**CHALLENGE**.
Copy out the material below in full, but not its images.

_____

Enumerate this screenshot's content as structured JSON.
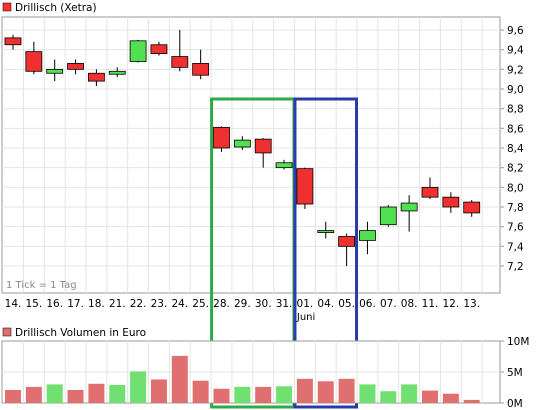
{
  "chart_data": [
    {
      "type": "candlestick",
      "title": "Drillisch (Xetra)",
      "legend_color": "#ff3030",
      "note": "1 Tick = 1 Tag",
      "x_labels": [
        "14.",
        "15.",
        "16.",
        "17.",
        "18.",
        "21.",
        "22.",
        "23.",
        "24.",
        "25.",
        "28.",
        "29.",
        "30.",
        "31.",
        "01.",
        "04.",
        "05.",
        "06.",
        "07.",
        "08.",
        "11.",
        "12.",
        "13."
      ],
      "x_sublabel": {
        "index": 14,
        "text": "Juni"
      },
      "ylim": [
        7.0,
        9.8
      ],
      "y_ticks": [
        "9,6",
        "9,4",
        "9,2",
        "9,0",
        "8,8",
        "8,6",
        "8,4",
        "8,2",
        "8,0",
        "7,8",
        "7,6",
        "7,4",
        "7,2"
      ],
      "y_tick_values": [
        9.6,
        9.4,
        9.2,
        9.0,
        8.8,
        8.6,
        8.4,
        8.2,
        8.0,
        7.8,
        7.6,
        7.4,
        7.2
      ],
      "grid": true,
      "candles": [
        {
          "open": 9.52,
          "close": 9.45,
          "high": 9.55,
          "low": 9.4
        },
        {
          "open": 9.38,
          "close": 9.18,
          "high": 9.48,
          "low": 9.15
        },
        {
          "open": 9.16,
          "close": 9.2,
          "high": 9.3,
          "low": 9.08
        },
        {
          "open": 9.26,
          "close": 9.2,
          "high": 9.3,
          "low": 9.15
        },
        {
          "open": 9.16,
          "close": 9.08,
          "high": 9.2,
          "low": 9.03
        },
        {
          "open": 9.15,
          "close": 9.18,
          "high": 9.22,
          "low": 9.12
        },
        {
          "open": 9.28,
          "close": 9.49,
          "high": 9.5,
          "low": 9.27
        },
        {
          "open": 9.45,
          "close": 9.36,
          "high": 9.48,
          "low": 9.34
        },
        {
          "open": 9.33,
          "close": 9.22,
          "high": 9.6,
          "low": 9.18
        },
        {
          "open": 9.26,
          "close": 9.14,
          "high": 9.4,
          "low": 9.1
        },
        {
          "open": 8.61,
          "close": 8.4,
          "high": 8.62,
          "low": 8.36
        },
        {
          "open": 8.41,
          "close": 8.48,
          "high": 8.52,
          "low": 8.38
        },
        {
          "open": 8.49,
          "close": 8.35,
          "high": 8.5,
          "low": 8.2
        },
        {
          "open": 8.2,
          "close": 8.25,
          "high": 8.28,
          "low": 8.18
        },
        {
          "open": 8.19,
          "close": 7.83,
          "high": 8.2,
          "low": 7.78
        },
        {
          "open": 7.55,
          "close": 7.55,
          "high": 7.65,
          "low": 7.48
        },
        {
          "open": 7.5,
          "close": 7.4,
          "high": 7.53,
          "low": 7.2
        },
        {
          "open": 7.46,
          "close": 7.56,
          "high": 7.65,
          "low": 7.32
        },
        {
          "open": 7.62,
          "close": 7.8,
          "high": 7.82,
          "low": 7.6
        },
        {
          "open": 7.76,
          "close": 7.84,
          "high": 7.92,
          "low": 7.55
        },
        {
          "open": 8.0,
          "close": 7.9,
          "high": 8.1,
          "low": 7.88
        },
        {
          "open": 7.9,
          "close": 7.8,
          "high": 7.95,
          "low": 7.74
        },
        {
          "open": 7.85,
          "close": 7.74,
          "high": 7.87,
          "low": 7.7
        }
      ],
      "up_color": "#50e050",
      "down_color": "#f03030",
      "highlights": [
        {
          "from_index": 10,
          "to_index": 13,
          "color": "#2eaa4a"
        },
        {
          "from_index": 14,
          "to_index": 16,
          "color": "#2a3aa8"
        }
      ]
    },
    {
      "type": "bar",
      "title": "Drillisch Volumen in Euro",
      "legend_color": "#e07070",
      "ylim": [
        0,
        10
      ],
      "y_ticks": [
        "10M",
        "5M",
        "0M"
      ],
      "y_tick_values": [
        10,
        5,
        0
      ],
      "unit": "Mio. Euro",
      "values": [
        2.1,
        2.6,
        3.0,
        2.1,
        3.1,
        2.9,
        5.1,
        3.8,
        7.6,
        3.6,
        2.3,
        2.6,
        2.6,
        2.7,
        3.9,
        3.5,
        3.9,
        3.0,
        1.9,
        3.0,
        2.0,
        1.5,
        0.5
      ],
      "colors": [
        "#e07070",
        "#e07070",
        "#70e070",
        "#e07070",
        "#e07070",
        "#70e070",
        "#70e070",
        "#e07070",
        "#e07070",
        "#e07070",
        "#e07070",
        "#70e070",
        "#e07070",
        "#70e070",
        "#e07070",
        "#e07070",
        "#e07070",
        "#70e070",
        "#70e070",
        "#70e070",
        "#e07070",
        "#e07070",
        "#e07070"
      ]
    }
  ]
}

_____

**FULL OUTPUT**.
Enumerate this screenshot's content as structured JSON.
{
  "chart_data": [
    {
      "type": "candlestick",
      "title": "Drillisch (Xetra)",
      "legend_color": "#ff3030",
      "note": "1 Tick = 1 Tag",
      "x_labels": [
        "14.",
        "15.",
        "16.",
        "17.",
        "18.",
        "21.",
        "22.",
        "23.",
        "24.",
        "25.",
        "28.",
        "29.",
        "30.",
        "31.",
        "01.",
        "04.",
        "05.",
        "06.",
        "07.",
        "08.",
        "11.",
        "12.",
        "13."
      ],
      "x_sublabel": {
        "index": 14,
        "text": "Juni"
      },
      "ylim": [
        7.0,
        9.8
      ],
      "y_ticks": [
        "9,6",
        "9,4",
        "9,2",
        "9,0",
        "8,8",
        "8,6",
        "8,4",
        "8,2",
        "8,0",
        "7,8",
        "7,6",
        "7,4",
        "7,2"
      ],
      "y_tick_values": [
        9.6,
        9.4,
        9.2,
        9.0,
        8.8,
        8.6,
        8.4,
        8.2,
        8.0,
        7.8,
        7.6,
        7.4,
        7.2
      ],
      "grid": true,
      "candles": [
        {
          "open": 9.52,
          "close": 9.45,
          "high": 9.55,
          "low": 9.4
        },
        {
          "open": 9.38,
          "close": 9.18,
          "high": 9.48,
          "low": 9.15
        },
        {
          "open": 9.16,
          "close": 9.2,
          "high": 9.3,
          "low": 9.08
        },
        {
          "open": 9.26,
          "close": 9.2,
          "high": 9.3,
          "low": 9.15
        },
        {
          "open": 9.16,
          "close": 9.08,
          "high": 9.2,
          "low": 9.03
        },
        {
          "open": 9.15,
          "close": 9.18,
          "high": 9.22,
          "low": 9.12
        },
        {
          "open": 9.28,
          "close": 9.49,
          "high": 9.5,
          "low": 9.27
        },
        {
          "open": 9.45,
          "close": 9.36,
          "high": 9.48,
          "low": 9.34
        },
        {
          "open": 9.33,
          "close": 9.22,
          "high": 9.6,
          "low": 9.18
        },
        {
          "open": 9.26,
          "close": 9.14,
          "high": 9.4,
          "low": 9.1
        },
        {
          "open": 8.61,
          "close": 8.4,
          "high": 8.62,
          "low": 8.36
        },
        {
          "open": 8.41,
          "close": 8.48,
          "high": 8.52,
          "low": 8.38
        },
        {
          "open": 8.49,
          "close": 8.35,
          "high": 8.5,
          "low": 8.2
        },
        {
          "open": 8.2,
          "close": 8.25,
          "high": 8.28,
          "low": 8.18
        },
        {
          "open": 8.19,
          "close": 7.83,
          "high": 8.2,
          "low": 7.78
        },
        {
          "open": 7.55,
          "close": 7.55,
          "high": 7.65,
          "low": 7.48
        },
        {
          "open": 7.5,
          "close": 7.4,
          "high": 7.53,
          "low": 7.2
        },
        {
          "open": 7.46,
          "close": 7.56,
          "high": 7.65,
          "low": 7.32
        },
        {
          "open": 7.62,
          "close": 7.8,
          "high": 7.82,
          "low": 7.6
        },
        {
          "open": 7.76,
          "close": 7.84,
          "high": 7.92,
          "low": 7.55
        },
        {
          "open": 8.0,
          "close": 7.9,
          "high": 8.1,
          "low": 7.88
        },
        {
          "open": 7.9,
          "close": 7.8,
          "high": 7.95,
          "low": 7.74
        },
        {
          "open": 7.85,
          "close": 7.74,
          "high": 7.87,
          "low": 7.7
        }
      ],
      "up_color": "#50e050",
      "down_color": "#f03030",
      "highlights": [
        {
          "from_index": 10,
          "to_index": 13,
          "color": "#2eaa4a"
        },
        {
          "from_index": 14,
          "to_index": 16,
          "color": "#2a3aa8"
        }
      ]
    },
    {
      "type": "bar",
      "title": "Drillisch Volumen in Euro",
      "legend_color": "#e07070",
      "ylim": [
        0,
        10
      ],
      "y_ticks": [
        "10M",
        "5M",
        "0M"
      ],
      "y_tick_values": [
        10,
        5,
        0
      ],
      "unit": "Mio. Euro",
      "values": [
        2.1,
        2.6,
        3.0,
        2.1,
        3.1,
        2.9,
        5.1,
        3.8,
        7.6,
        3.6,
        2.3,
        2.6,
        2.6,
        2.7,
        3.9,
        3.5,
        3.9,
        3.0,
        1.9,
        3.0,
        2.0,
        1.5,
        0.5
      ],
      "colors": [
        "#e07070",
        "#e07070",
        "#70e070",
        "#e07070",
        "#e07070",
        "#70e070",
        "#70e070",
        "#e07070",
        "#e07070",
        "#e07070",
        "#e07070",
        "#70e070",
        "#e07070",
        "#70e070",
        "#e07070",
        "#e07070",
        "#e07070",
        "#70e070",
        "#70e070",
        "#70e070",
        "#e07070",
        "#e07070",
        "#e07070"
      ]
    }
  ]
}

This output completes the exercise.